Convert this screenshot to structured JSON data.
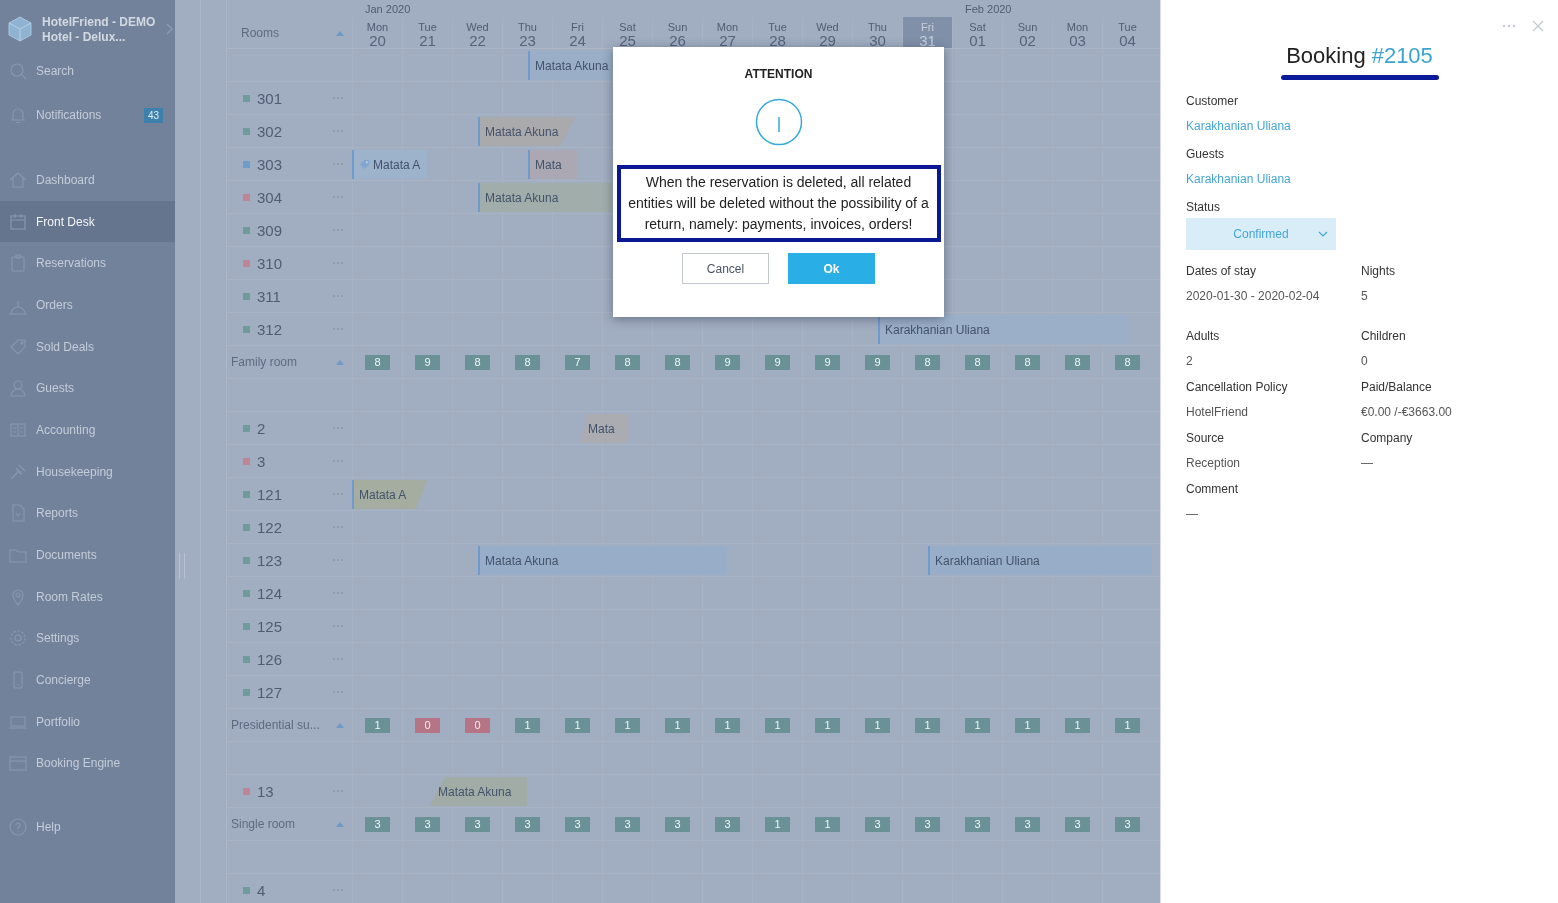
{
  "sidebar": {
    "hotel_name": "HotelFriend - DEMO",
    "hotel_subtitle": "Hotel - Delux...",
    "top_items": [
      {
        "label": "Search",
        "selected": false
      },
      {
        "label": "Notifications",
        "selected": false,
        "badge": "43"
      }
    ],
    "menu_items": [
      {
        "label": "Dashboard",
        "selected": false
      },
      {
        "label": "Front Desk",
        "selected": true
      },
      {
        "label": "Reservations",
        "selected": false
      },
      {
        "label": "Orders",
        "selected": false
      },
      {
        "label": "Sold Deals",
        "selected": false
      },
      {
        "label": "Guests",
        "selected": false
      },
      {
        "label": "Accounting",
        "selected": false
      },
      {
        "label": "Housekeeping",
        "selected": false
      },
      {
        "label": "Reports",
        "selected": false
      },
      {
        "label": "Documents",
        "selected": false
      },
      {
        "label": "Room Rates",
        "selected": false
      },
      {
        "label": "Settings",
        "selected": false
      },
      {
        "label": "Concierge",
        "selected": false
      },
      {
        "label": "Portfolio",
        "selected": false
      },
      {
        "label": "Booking Engine",
        "selected": false
      }
    ],
    "bottom_items": [
      {
        "label": "Help",
        "selected": false
      }
    ]
  },
  "calendar": {
    "rooms_header": "Rooms",
    "months": [
      {
        "label": "Jan 2020"
      },
      {
        "label": "Feb 2020"
      }
    ],
    "days": [
      {
        "name": "Mon",
        "date": "20",
        "today": false
      },
      {
        "name": "Tue",
        "date": "21",
        "today": false
      },
      {
        "name": "Wed",
        "date": "22",
        "today": false
      },
      {
        "name": "Thu",
        "date": "23",
        "today": false
      },
      {
        "name": "Fri",
        "date": "24",
        "today": false
      },
      {
        "name": "Sat",
        "date": "25",
        "today": false
      },
      {
        "name": "Sun",
        "date": "26",
        "today": false
      },
      {
        "name": "Mon",
        "date": "27",
        "today": false
      },
      {
        "name": "Tue",
        "date": "28",
        "today": false
      },
      {
        "name": "Wed",
        "date": "29",
        "today": false
      },
      {
        "name": "Thu",
        "date": "30",
        "today": false
      },
      {
        "name": "Fri",
        "date": "31",
        "today": true
      },
      {
        "name": "Sat",
        "date": "01",
        "today": false
      },
      {
        "name": "Sun",
        "date": "02",
        "today": false
      },
      {
        "name": "Mon",
        "date": "03",
        "today": false
      },
      {
        "name": "Tue",
        "date": "04",
        "today": false
      }
    ],
    "rows": [
      {
        "kind": "unassigned",
        "bookings": [
          {
            "guest": "Matata Akuna",
            "color": "#9aaec7",
            "tagged": false
          }
        ]
      },
      {
        "kind": "room",
        "number": "301",
        "color": "#6d9c9b"
      },
      {
        "kind": "room",
        "number": "302",
        "color": "#6d9c9b",
        "bookings": [
          {
            "guest": "Matata Akuna",
            "color": "#aaa9ab",
            "tagged": false
          }
        ]
      },
      {
        "kind": "room",
        "number": "303",
        "color": "#6f9cc8",
        "bookings": [
          {
            "guest": "Matata A",
            "color": "#9db3cc",
            "tagged": true
          },
          {
            "guest": "Mata",
            "color": "#aba8b3",
            "tagged": false
          }
        ]
      },
      {
        "kind": "room",
        "number": "304",
        "color": "#c08595",
        "bookings": [
          {
            "guest": "Matata Akuna",
            "color": "#a1adab",
            "tagged": false
          }
        ]
      },
      {
        "kind": "room",
        "number": "309",
        "color": "#6d9c9b"
      },
      {
        "kind": "room",
        "number": "310",
        "color": "#c08595"
      },
      {
        "kind": "room",
        "number": "311",
        "color": "#6d9c9b"
      },
      {
        "kind": "room",
        "number": "312",
        "color": "#6d9c9b",
        "bookings": [
          {
            "guest": "Karakhanian Uliana",
            "color": "#9bafc8",
            "tagged": false
          }
        ]
      },
      {
        "kind": "group",
        "name": "Family room",
        "expanded": true,
        "counts": [
          {
            "value": "8",
            "sold_out": false
          },
          {
            "value": "9",
            "sold_out": false
          },
          {
            "value": "8",
            "sold_out": false
          },
          {
            "value": "8",
            "sold_out": false
          },
          {
            "value": "7",
            "sold_out": false
          },
          {
            "value": "8",
            "sold_out": false
          },
          {
            "value": "8",
            "sold_out": false
          },
          {
            "value": "9",
            "sold_out": false
          },
          {
            "value": "9",
            "sold_out": false
          },
          {
            "value": "9",
            "sold_out": false
          },
          {
            "value": "9",
            "sold_out": false
          },
          {
            "value": "8",
            "sold_out": false
          },
          {
            "value": "8",
            "sold_out": false
          },
          {
            "value": "8",
            "sold_out": false
          },
          {
            "value": "8",
            "sold_out": false
          },
          {
            "value": "8",
            "sold_out": false
          }
        ]
      },
      {
        "kind": "spacer"
      },
      {
        "kind": "room",
        "number": "2",
        "color": "#6d9c9b",
        "bookings": [
          {
            "guest": "Mata",
            "color": "#aaacb2",
            "tagged": false
          }
        ]
      },
      {
        "kind": "room",
        "number": "3",
        "color": "#c08595"
      },
      {
        "kind": "room",
        "number": "121",
        "color": "#6d9c9b",
        "bookings": [
          {
            "guest": "Matata A",
            "color": "#a4ada0",
            "tagged": false
          }
        ]
      },
      {
        "kind": "room",
        "number": "122",
        "color": "#6d9c9b"
      },
      {
        "kind": "room",
        "number": "123",
        "color": "#6d9c9b",
        "bookings": [
          {
            "guest": "Matata Akuna",
            "color": "#98adc8",
            "tagged": false
          },
          {
            "guest": "Karakhanian Uliana",
            "color": "#98adc8",
            "tagged": false
          }
        ]
      },
      {
        "kind": "room",
        "number": "124",
        "color": "#6d9c9b"
      },
      {
        "kind": "room",
        "number": "125",
        "color": "#6d9c9b"
      },
      {
        "kind": "room",
        "number": "126",
        "color": "#6d9c9b"
      },
      {
        "kind": "room",
        "number": "127",
        "color": "#6d9c9b"
      },
      {
        "kind": "group",
        "name": "Presidential su...",
        "expanded": true,
        "counts": [
          {
            "value": "1",
            "sold_out": false
          },
          {
            "value": "0",
            "sold_out": true
          },
          {
            "value": "0",
            "sold_out": true
          },
          {
            "value": "1",
            "sold_out": false
          },
          {
            "value": "1",
            "sold_out": false
          },
          {
            "value": "1",
            "sold_out": false
          },
          {
            "value": "1",
            "sold_out": false
          },
          {
            "value": "1",
            "sold_out": false
          },
          {
            "value": "1",
            "sold_out": false
          },
          {
            "value": "1",
            "sold_out": false
          },
          {
            "value": "1",
            "sold_out": false
          },
          {
            "value": "1",
            "sold_out": false
          },
          {
            "value": "1",
            "sold_out": false
          },
          {
            "value": "1",
            "sold_out": false
          },
          {
            "value": "1",
            "sold_out": false
          },
          {
            "value": "1",
            "sold_out": false
          }
        ]
      },
      {
        "kind": "spacer"
      },
      {
        "kind": "room",
        "number": "13",
        "color": "#c08595",
        "bookings": [
          {
            "guest": "Matata Akuna",
            "color": "#a2aca6",
            "tagged": false
          }
        ]
      },
      {
        "kind": "group",
        "name": "Single room",
        "expanded": true,
        "counts": [
          {
            "value": "3",
            "sold_out": false
          },
          {
            "value": "3",
            "sold_out": false
          },
          {
            "value": "3",
            "sold_out": false
          },
          {
            "value": "3",
            "sold_out": false
          },
          {
            "value": "3",
            "sold_out": false
          },
          {
            "value": "3",
            "sold_out": false
          },
          {
            "value": "3",
            "sold_out": false
          },
          {
            "value": "3",
            "sold_out": false
          },
          {
            "value": "1",
            "sold_out": false
          },
          {
            "value": "1",
            "sold_out": false
          },
          {
            "value": "3",
            "sold_out": false
          },
          {
            "value": "3",
            "sold_out": false
          },
          {
            "value": "3",
            "sold_out": false
          },
          {
            "value": "3",
            "sold_out": false
          },
          {
            "value": "3",
            "sold_out": false
          },
          {
            "value": "3",
            "sold_out": false
          }
        ]
      },
      {
        "kind": "spacer"
      },
      {
        "kind": "room",
        "number": "4",
        "color": "#6d9c9b"
      }
    ]
  },
  "dialog": {
    "title": "ATTENTION",
    "message": "When the reservation is deleted, all related entities will be deleted without the possibility of a return, namely: payments, invoices, orders!",
    "buttons": [
      {
        "label": "Cancel",
        "kind": "secondary"
      },
      {
        "label": "Ok",
        "kind": "primary"
      }
    ]
  },
  "booking_panel": {
    "title": "Booking",
    "number": "#2105",
    "rows": [
      [
        {
          "label": "Customer",
          "value": "Karakhanian Uliana",
          "kind": "link"
        }
      ],
      [
        {
          "label": "Guests",
          "value": "Karakhanian Uliana",
          "kind": "link"
        }
      ],
      [
        {
          "label": "Status",
          "value": "Confirmed",
          "kind": "select"
        }
      ],
      [
        {
          "label": "Dates of stay",
          "value": "2020-01-30 - 2020-02-04",
          "kind": "text"
        },
        {
          "label": "Nights",
          "value": "5",
          "kind": "text"
        }
      ],
      [
        {
          "label": "Adults",
          "value": "2",
          "kind": "text"
        },
        {
          "label": "Children",
          "value": "0",
          "kind": "text"
        }
      ],
      [
        {
          "label": "Cancellation Policy",
          "value": "HotelFriend",
          "kind": "text"
        },
        {
          "label": "Paid/Balance",
          "value": "€0.00 /-€3663.00",
          "kind": "text"
        }
      ],
      [
        {
          "label": "Source",
          "value": "Reception",
          "kind": "text"
        },
        {
          "label": "Company",
          "value": "—",
          "kind": "text"
        }
      ],
      [
        {
          "label": "Comment",
          "value": "—",
          "kind": "text"
        }
      ]
    ]
  }
}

### Required task
Read the entries and select each line where the word "HotelFriend" is found.

### Final result
    "hotel_name": "HotelFriend - DEMO",
          "value": "HotelFriend",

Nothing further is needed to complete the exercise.